- Source extract
********************

The Race to Take Over George Santos’s Seat Heats Up

The Race to Take Over George Santos’s Seat Heats Up

The Race to Take Over George Santos’s Seat Heats Up

Polls show Democrat Tom Suozzi up by four points over Republican Mazi Pilip, which is not a great sign for the former incumbent. But Suozzi has the money to take over the airwaves.


Is New York’s Third Congressional District suddenly cursed with obscurely unlikely candidates? It 2022, it elected human GOP punch line George Santos, who was eventually expelled by his peers for falsifying everything imaginable, from his religion to his mother’s time and place of death, and, maybe more significant, identity theft, misuse of campaign funds, and more. The race to replace him in a special election features a Republican candidate who is actually a registered Democrat, and who is less known to this Queens and Nassau County district than Santos when he was chosen.

The candidate challenging newcomer Mazi Pilip is Tom Suozzi, who gave up the seat to run an unconvincing, tough-on-crime primary campaign against Governor Kathy Hochul and make way for Santos. That was a blow to Democrats’ chances to hold the House. But Democratic leaders haven’t held a grudge: They embraced Suozzi as the Democrat most likely to take the seat. Hochul paused and forced a sit-down with Suozzi where she got promises on protecting abortion rights and got him to eat some crow—before, as predicted, endorsing him.

The special election is February 13, and it’s been a lackluster campaign so far. Pilip could have been compelling: an Ethiopian Israeli immigrant who served in the Israeli Defense Forces and is the mother of seven children. But she’s been hard to find, avoiding local press, missing her biggest rally to date because she was celebrating Shabbat. She refused to meet with Long Island’s Newsday, and the paper endorsed Suozzi in a withering editorial. She will not say whether she voted for Donald Trump in 2016 or 2020.

Politico called the race “a suburban crystal ball” that could predict the outcome of the Joe Biden–Donald Trump rematch in November. Biden beat Trump by eight percentage points in the district, but Santos beat Democrat Robert Zimmerman by seven. Ironically, it’s partly thanks to Suozzi that the district is at best purple: Not only did he leave a probably safe seat; the scare campaign about crime that he ran against Hochul proved a template for New York Republicans; Lee Zeldin came within five points of upsetting Hochul, and he won Suozzi’s old district.

Two recent polls show Suozzi up by four points over Pilip, which is within the margin of error and not a great sign for the former incumbent. But Suozzi has had the money to take over the airwaves—Suozzi and outside Democratic groups have spent $9.5 million on ads, so far Republicans have spent $5 million. Voters could break for the known quantity. Or not. The stakes were evident in a Thursday night local mini-debate (30 minutes!) between the pair—the only one held because Pilip refused to agree to more than one.

********************

- Element position data
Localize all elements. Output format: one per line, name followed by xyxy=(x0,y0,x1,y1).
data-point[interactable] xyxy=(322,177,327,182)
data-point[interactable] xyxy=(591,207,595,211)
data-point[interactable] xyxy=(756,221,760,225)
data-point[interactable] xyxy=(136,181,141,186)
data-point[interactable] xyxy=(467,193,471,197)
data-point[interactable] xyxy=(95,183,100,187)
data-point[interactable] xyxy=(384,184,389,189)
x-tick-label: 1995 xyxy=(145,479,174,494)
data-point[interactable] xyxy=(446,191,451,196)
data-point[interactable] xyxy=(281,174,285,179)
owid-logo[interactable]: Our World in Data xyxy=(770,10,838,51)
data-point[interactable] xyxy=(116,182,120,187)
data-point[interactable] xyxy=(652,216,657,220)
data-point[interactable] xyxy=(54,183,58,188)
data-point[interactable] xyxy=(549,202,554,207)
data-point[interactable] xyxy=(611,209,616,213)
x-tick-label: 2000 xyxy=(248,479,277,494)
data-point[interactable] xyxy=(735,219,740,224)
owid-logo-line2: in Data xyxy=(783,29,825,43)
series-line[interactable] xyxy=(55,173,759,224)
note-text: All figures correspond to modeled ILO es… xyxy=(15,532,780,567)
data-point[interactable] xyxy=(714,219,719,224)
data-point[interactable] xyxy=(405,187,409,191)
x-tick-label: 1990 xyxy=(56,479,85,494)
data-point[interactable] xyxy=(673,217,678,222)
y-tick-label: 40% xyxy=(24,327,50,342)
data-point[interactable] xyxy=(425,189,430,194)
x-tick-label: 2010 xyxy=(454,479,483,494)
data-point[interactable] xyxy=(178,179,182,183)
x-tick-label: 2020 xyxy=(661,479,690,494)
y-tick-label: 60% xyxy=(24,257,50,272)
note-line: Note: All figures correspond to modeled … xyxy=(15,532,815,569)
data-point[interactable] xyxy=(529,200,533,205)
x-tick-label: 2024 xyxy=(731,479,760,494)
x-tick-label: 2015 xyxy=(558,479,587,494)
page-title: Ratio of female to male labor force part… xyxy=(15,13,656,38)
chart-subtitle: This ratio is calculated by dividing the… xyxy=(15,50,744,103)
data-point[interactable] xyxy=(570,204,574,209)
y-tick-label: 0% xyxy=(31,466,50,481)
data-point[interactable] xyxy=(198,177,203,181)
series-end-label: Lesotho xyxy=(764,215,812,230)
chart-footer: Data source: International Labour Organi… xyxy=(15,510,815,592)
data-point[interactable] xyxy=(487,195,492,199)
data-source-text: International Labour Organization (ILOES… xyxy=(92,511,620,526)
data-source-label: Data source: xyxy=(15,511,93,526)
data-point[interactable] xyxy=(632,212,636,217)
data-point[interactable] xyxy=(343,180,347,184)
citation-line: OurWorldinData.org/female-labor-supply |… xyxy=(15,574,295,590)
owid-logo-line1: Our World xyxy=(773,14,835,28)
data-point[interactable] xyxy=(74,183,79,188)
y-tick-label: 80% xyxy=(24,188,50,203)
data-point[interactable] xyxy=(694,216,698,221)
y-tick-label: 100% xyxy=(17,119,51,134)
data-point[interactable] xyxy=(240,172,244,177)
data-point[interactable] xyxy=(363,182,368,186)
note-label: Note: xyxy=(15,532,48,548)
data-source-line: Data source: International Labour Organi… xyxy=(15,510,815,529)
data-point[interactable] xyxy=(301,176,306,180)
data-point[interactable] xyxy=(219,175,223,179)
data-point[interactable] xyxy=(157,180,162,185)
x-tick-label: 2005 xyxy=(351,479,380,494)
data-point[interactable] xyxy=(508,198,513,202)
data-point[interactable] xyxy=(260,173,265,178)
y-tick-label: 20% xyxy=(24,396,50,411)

********************

- Exercise details
Pick up the article about the race for George Santos's seat after its final sentence and carry it forward.

- Response to the exercise
Suozzi, frankly, decked her. If it was a boxing match, it would have been called by the ref.

Crime is not the issue it was in 2022; this year’s hot button is immigration. An immigrant herself, Pilip grabbed the issue avidly, hosting a brief press conference at Creedmore Psychiatric Center that was housing desperate migrants. New York is bearing more than its share of the migration problem, as red-state governors like Texas’s Greg Abbott send them by the busload to the Big Apple, which has taken in 170,000 migrants since the end of 2022. Pilip has labeled her opponent “Sanctuary Suozzi.” (He branded her “George Santos 2.0.”) She got the endorsement of the Border Patrol union.

In the debate, he got an early question about kicking ICE out of Nassau County back in 2007 (the root of “Sanctuary Suozzi”). He blamed it on ICE’s complete incompetence in serving warrants and tracking dangerous migrants—and the recommendation of his police commissioner—which was common around the country at the time. “Should I have overruled my police commissioner?” Suozzi asked. Still, local analysts say the ads highlighting the decision playing in regular rotation could be a problem.

Pilip has also tried to grab the issue of the Israel-Gaza war, given her military service, but in Congress Suozzi was a reliable rubber stamp for Israel’s requests, and AIPAC announced that it would not endorse in the race. “What’s needed is a strong Democratic voice” pushing back on pro-Palestinian colleagues, he told Jewish Insider. “It’s just very needed at this time.”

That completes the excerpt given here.